• **WHAT YOU NEED TO DO**
Transcribe all of the material exactly, except for its pictures.

(Data excerpts)
# # # # #

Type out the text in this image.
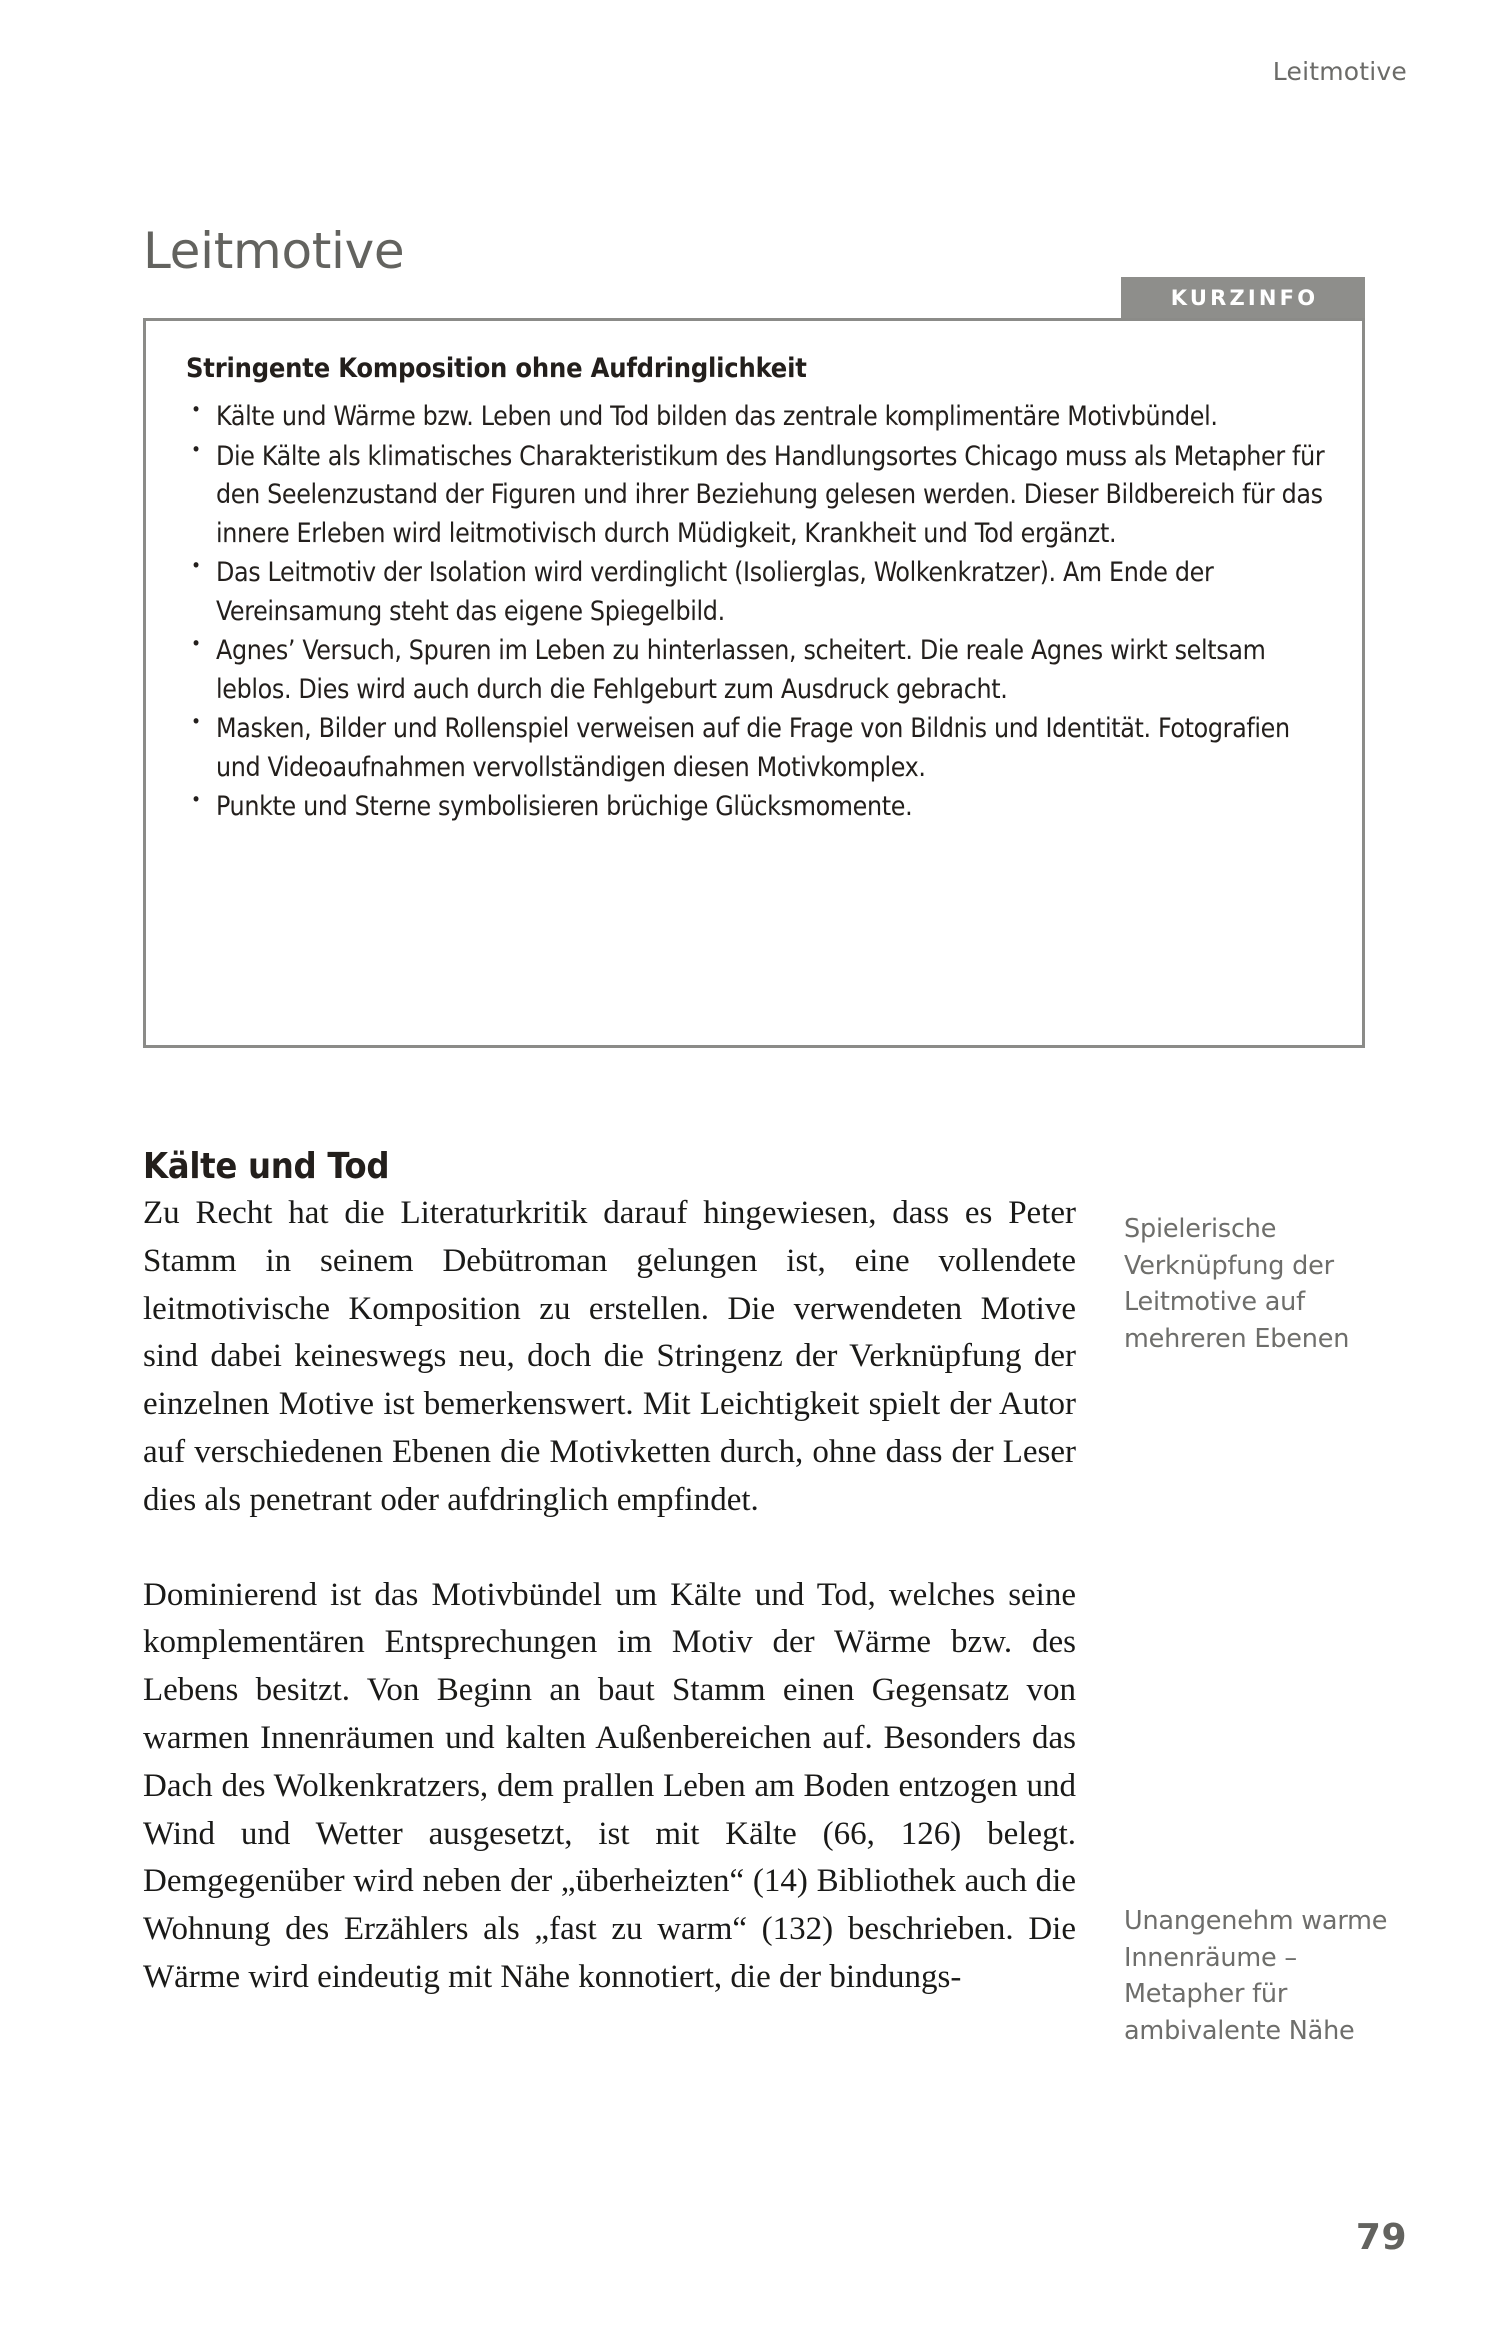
Leitmotive
Leitmotive
KURZINFO
Stringente Komposition ohne Aufdringlichkeit
• Kälte und Wärme bzw. Leben und Tod bilden das zentrale komplimentäre Motivbündel.
• Die Kälte als klimatisches Charakteristikum des Handlungsortes Chicago muss als Metapher für den Seelenzustand der Figuren und ihrer Beziehung gelesen werden. Dieser Bildbereich für das innere Erleben wird leitmotivisch durch Müdigkeit, Krankheit und Tod ergänzt.
• Das Leitmotiv der Isolation wird verdinglicht (Isolierglas, Wolkenkratzer). Am Ende der Vereinsamung steht das eigene Spiegelbild.
• Agnes’ Versuch, Spuren im Leben zu hinterlassen, scheitert. Die reale Agnes wirkt seltsam leblos. Dies wird auch durch die Fehlgeburt zum Ausdruck gebracht.
• Masken, Bilder und Rollenspiel verweisen auf die Frage von Bildnis und Identität. Fotografien und Videoaufnahmen vervollständigen diesen Motivkomplex.
• Punkte und Sterne symbolisieren brüchige Glücksmomente.
Kälte und Tod

Zu Recht hat die Literaturkritik darauf hingewiesen, dass es Peter Stamm in seinem Debütroman gelungen ist, eine vollendete leitmotivische Komposition zu erstellen. Die verwendeten Motive sind dabei keineswegs neu, doch die Stringenz der Verknüpfung der einzelnen Motive ist bemerkenswert. Mit Leichtigkeit spielt der Autor auf verschiedenen Ebenen die Motivketten durch, ohne dass der Leser dies als penetrant oder aufdringlich empfindet.

Dominierend ist das Motivbündel um Kälte und Tod, welches seine komplementären Entsprechungen im Motiv der Wärme bzw. des Lebens besitzt. Von Beginn an baut Stamm einen Gegensatz von warmen Innenräumen und kalten Außenbereichen auf. Besonders das Dach des Wolkenkratzers, dem prallen Leben am Boden entzogen und Wind und Wetter ausgesetzt, ist mit Kälte (66, 126) belegt. Demgegenüber wird neben der „überheizten“ (14) Bibliothek auch die Wohnung des Erzählers als „fast zu warm“ (132) beschrieben. Die Wärme wird eindeutig mit Nähe konnotiert, die der bindungs-

Spielerische Verknüpfung der Leitmotive auf mehreren Ebenen
Unangenehm warme Innenräume – Metapher für ambivalente Nähe
79
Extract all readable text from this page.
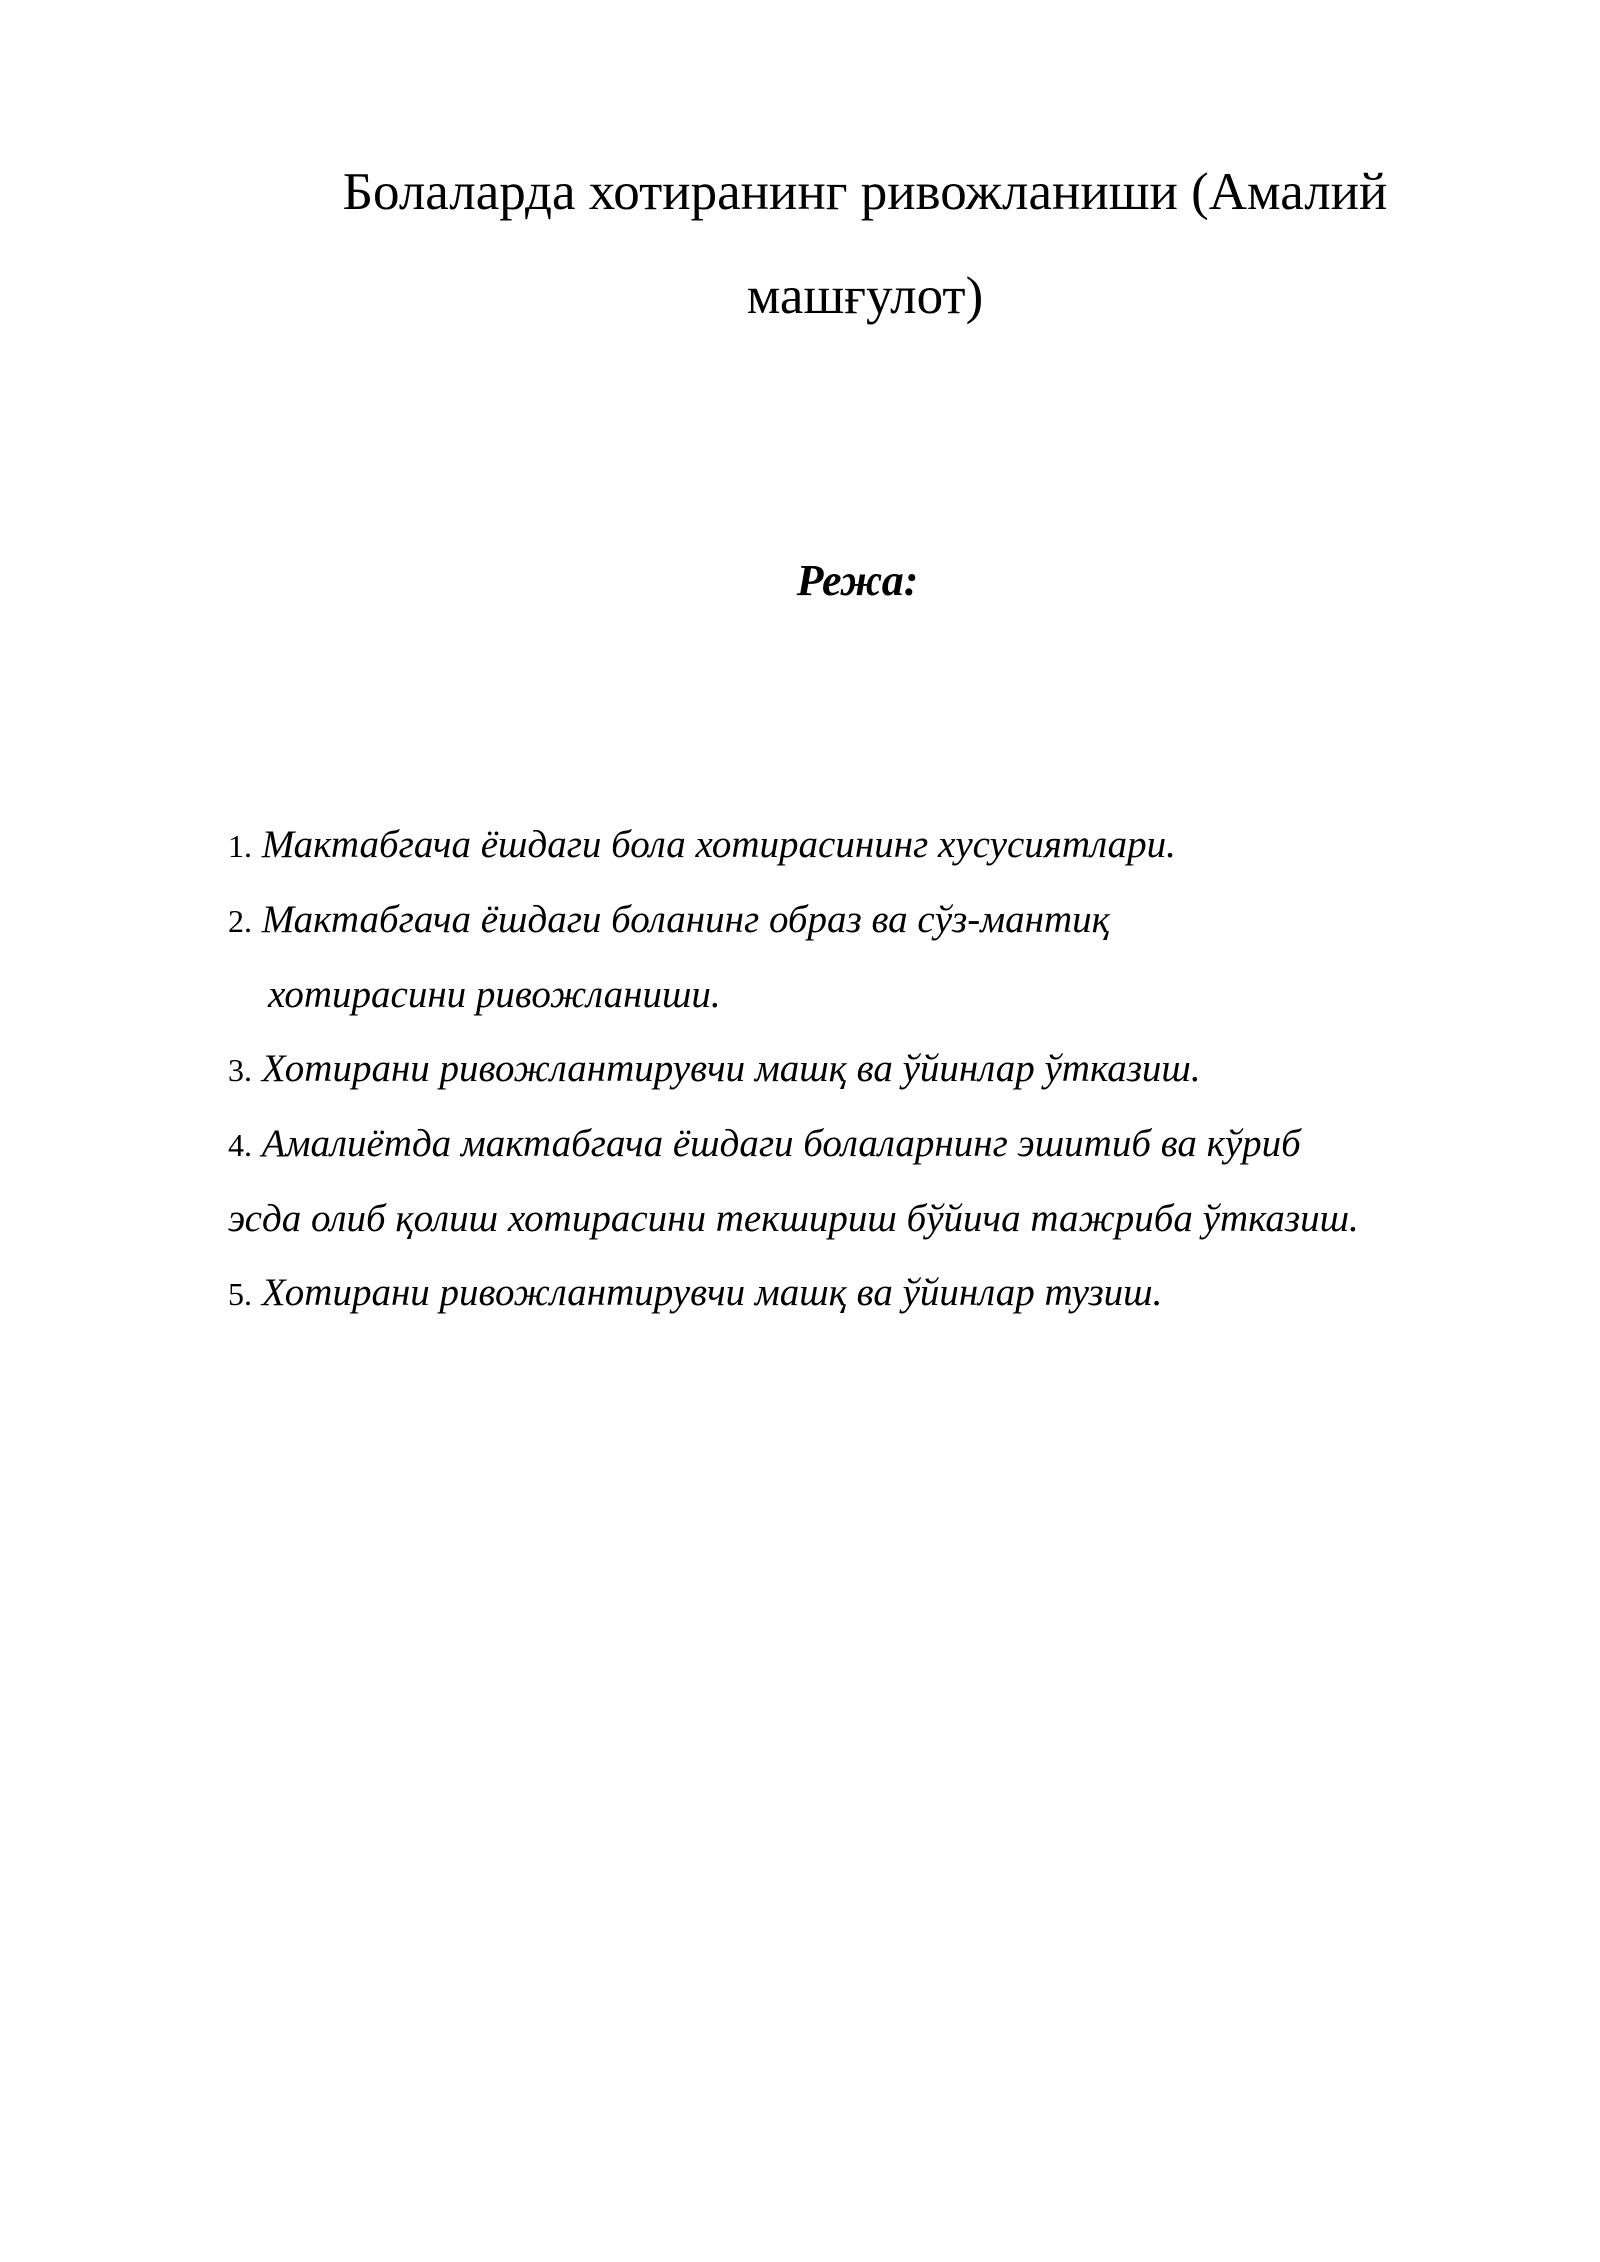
Болаларда хотиранинг ривожланиши (Амалий
машғулот)
Режа:
1. Мактабгача ёшдаги бола хотирасининг хусусиятлари.
2. Мактабгача ёшдаги боланинг образ ва сўз-мантиқ
хотирасини ривожланиши.
3. Хотирани ривожлантирувчи машқ ва ўйинлар ўтказиш.
4. Амалиётда мактабгача ёшдаги болаларнинг эшитиб ва кўриб
эсда олиб қолиш хотирасини текшириш бўйича тажриба ўтказиш.
5. Хотирани ривожлантирувчи машқ ва ўйинлар тузиш.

# # # # #

• **REPLY TO THE TASK**
Type out the text in this image.
Leitmotive
Leitmotive
KURZINFO
Stringente Komposition ohne Aufdringlichkeit
• Kälte und Wärme bzw. Leben und Tod bilden das zentrale komplimentäre Motivbündel.
• Die Kälte als klimatisches Charakteristikum des Handlungsortes Chicago muss als Metapher für den Seelenzustand der Figuren und ihrer Beziehung gelesen werden. Dieser Bildbereich für das innere Erleben wird leitmotivisch durch Müdigkeit, Krankheit und Tod ergänzt.
• Das Leitmotiv der Isolation wird verdinglicht (Isolierglas, Wolkenkratzer). Am Ende der Vereinsamung steht das eigene Spiegelbild.
• Agnes’ Versuch, Spuren im Leben zu hinterlassen, scheitert. Die reale Agnes wirkt seltsam leblos. Dies wird auch durch die Fehlgeburt zum Ausdruck gebracht.
• Masken, Bilder und Rollenspiel verweisen auf die Frage von Bildnis und Identität. Fotografien und Videoaufnahmen vervollständigen diesen Motivkomplex.
• Punkte und Sterne symbolisieren brüchige Glücksmomente.
Kälte und Tod

Zu Recht hat die Literaturkritik darauf hingewiesen, dass es Peter Stamm in seinem Debütroman gelungen ist, eine vollendete leitmotivische Komposition zu erstellen. Die verwendeten Motive sind dabei keineswegs neu, doch die Stringenz der Verknüpfung der einzelnen Motive ist bemerkenswert. Mit Leichtigkeit spielt der Autor auf verschiedenen Ebenen die Motivketten durch, ohne dass der Leser dies als penetrant oder aufdringlich empfindet.

Dominierend ist das Motivbündel um Kälte und Tod, welches seine komplementären Entsprechungen im Motiv der Wärme bzw. des Lebens besitzt. Von Beginn an baut Stamm einen Gegensatz von warmen Innenräumen und kalten Außenbereichen auf. Besonders das Dach des Wolkenkratzers, dem prallen Leben am Boden entzogen und Wind und Wetter ausgesetzt, ist mit Kälte (66, 126) belegt. Demgegenüber wird neben der „überheizten“ (14) Bibliothek auch die Wohnung des Erzählers als „fast zu warm“ (132) beschrieben. Die Wärme wird eindeutig mit Nähe konnotiert, die der bindungs-

Spielerische Verknüpfung der Leitmotive auf mehreren Ebenen
Unangenehm warme Innenräume – Metapher für ambivalente Nähe
79
Extract all readable text from this page.
Болаларда хотиранинг ривожланиши (Амалий
машғулот)
Режа:
1. Мактабгача ёшдаги бола хотирасининг хусусиятлари.
2. Мактабгача ёшдаги боланинг образ ва сўз-мантиқ
хотирасини ривожланиши.
3. Хотирани ривожлантирувчи машқ ва ўйинлар ўтказиш.
4. Амалиётда мактабгача ёшдаги болаларнинг эшитиб ва кўриб
эсда олиб қолиш хотирасини текшириш бўйича тажриба ўтказиш.
5. Хотирани ривожлантирувчи машқ ва ўйинлар тузиш.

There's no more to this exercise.